# Instructions to follow:
Extract all of the entries and set them down verbatim.

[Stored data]

▬▬▬

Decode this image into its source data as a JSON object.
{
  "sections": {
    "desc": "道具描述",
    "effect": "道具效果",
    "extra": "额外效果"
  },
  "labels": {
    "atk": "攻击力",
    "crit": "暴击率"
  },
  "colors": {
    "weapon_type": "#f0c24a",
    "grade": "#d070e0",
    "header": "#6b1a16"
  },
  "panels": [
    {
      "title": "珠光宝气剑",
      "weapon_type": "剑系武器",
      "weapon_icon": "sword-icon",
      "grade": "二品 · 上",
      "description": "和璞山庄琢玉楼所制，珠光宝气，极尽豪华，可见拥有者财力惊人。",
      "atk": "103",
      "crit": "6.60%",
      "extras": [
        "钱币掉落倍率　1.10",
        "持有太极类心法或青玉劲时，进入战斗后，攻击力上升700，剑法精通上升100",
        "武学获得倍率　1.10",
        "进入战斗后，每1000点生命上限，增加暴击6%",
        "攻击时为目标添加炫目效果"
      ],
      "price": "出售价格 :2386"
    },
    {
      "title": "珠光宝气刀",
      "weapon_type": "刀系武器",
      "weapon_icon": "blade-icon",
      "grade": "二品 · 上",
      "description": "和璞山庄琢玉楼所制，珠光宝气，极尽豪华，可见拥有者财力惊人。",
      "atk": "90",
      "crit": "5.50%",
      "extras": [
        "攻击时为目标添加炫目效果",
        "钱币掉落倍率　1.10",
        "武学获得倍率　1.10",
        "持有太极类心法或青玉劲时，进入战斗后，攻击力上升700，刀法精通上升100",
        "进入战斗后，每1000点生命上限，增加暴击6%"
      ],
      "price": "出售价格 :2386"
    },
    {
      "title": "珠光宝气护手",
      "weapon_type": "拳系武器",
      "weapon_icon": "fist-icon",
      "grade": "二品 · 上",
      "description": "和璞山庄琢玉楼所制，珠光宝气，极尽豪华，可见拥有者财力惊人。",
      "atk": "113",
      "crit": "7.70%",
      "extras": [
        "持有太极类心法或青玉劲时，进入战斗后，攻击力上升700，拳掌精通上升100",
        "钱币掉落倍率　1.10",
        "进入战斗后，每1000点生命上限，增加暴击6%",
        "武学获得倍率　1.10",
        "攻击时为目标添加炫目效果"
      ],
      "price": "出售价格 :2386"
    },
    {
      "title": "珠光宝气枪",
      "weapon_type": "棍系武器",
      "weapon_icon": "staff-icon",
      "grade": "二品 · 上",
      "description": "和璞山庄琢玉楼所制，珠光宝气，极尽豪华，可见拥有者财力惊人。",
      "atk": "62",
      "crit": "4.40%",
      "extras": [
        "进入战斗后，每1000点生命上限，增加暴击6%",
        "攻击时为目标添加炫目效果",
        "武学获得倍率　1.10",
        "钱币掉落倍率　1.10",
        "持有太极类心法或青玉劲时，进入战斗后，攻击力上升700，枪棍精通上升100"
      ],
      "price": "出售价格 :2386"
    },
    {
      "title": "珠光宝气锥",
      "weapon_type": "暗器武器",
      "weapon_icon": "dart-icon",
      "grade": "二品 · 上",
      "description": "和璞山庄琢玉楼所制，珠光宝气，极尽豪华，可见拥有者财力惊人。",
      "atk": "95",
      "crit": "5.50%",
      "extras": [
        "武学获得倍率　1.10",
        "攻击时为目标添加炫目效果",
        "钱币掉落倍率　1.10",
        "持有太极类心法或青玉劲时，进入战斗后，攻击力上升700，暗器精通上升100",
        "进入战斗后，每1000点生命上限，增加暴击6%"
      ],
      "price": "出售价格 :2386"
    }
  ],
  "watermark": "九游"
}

▬▬▬

# The reply:
Decode this image into its source data as a JSON object.
{
  "sections": {
    "desc": "道具描述",
    "effect": "道具效果",
    "extra": "额外效果"
  },
  "labels": {
    "atk": "攻击力",
    "crit": "暴击率"
  },
  "colors": {
    "weapon_type": "#f0c24a",
    "grade": "#d070e0",
    "header": "#6b1a16"
  },
  "panels": [
    {
      "title": "珠光宝气剑",
      "weapon_type": "剑系武器",
      "weapon_icon": "sword-icon",
      "grade": "二品 · 上",
      "description": "和璞山庄琢玉楼所制，珠光宝气，极尽豪华，可见拥有者财力惊人。",
      "atk": "103",
      "crit": "6.60%",
      "extras": [
        "钱币掉落倍率　1.10",
        "持有太极类心法或青玉劲时，进入战斗后，攻击力上升700，剑法精通上升100",
        "武学获得倍率　1.10",
        "进入战斗后，每1000点生命上限，增加暴击6%",
        "攻击时为目标添加炫目效果"
      ],
      "price": "出售价格 :2386"
    },
    {
      "title": "珠光宝气刀",
      "weapon_type": "刀系武器",
      "weapon_icon": "blade-icon",
      "grade": "二品 · 上",
      "description": "和璞山庄琢玉楼所制，珠光宝气，极尽豪华，可见拥有者财力惊人。",
      "atk": "90",
      "crit": "5.50%",
      "extras": [
        "攻击时为目标添加炫目效果",
        "钱币掉落倍率　1.10",
        "武学获得倍率　1.10",
        "持有太极类心法或青玉劲时，进入战斗后，攻击力上升700，刀法精通上升100",
        "进入战斗后，每1000点生命上限，增加暴击6%"
      ],
      "price": "出售价格 :2386"
    },
    {
      "title": "珠光宝气护手",
      "weapon_type": "拳系武器",
      "weapon_icon": "fist-icon",
      "grade": "二品 · 上",
      "description": "和璞山庄琢玉楼所制，珠光宝气，极尽豪华，可见拥有者财力惊人。",
      "atk": "113",
      "crit": "7.70%",
      "extras": [
        "持有太极类心法或青玉劲时，进入战斗后，攻击力上升700，拳掌精通上升100",
        "钱币掉落倍率　1.10",
        "进入战斗后，每1000点生命上限，增加暴击6%",
        "武学获得倍率　1.10",
        "攻击时为目标添加炫目效果"
      ],
      "price": "出售价格 :2386"
    },
    {
      "title": "珠光宝气枪",
      "weapon_type": "棍系武器",
      "weapon_icon": "staff-icon",
      "grade": "二品 · 上",
      "description": "和璞山庄琢玉楼所制，珠光宝气，极尽豪华，可见拥有者财力惊人。",
      "atk": "62",
      "crit": "4.40%",
      "extras": [
        "进入战斗后，每1000点生命上限，增加暴击6%",
        "攻击时为目标添加炫目效果",
        "武学获得倍率　1.10",
        "钱币掉落倍率　1.10",
        "持有太极类心法或青玉劲时，进入战斗后，攻击力上升700，枪棍精通上升100"
      ],
      "price": "出售价格 :2386"
    },
    {
      "title": "珠光宝气锥",
      "weapon_type": "暗器武器",
      "weapon_icon": "dart-icon",
      "grade": "二品 · 上",
      "description": "和璞山庄琢玉楼所制，珠光宝气，极尽豪华，可见拥有者财力惊人。",
      "atk": "95",
      "crit": "5.50%",
      "extras": [
        "武学获得倍率　1.10",
        "攻击时为目标添加炫目效果",
        "钱币掉落倍率　1.10",
        "持有太极类心法或青玉劲时，进入战斗后，攻击力上升700，暗器精通上升100",
        "进入战斗后，每1000点生命上限，增加暴击6%"
      ],
      "price": "出售价格 :2386"
    }
  ],
  "watermark": "九游"
}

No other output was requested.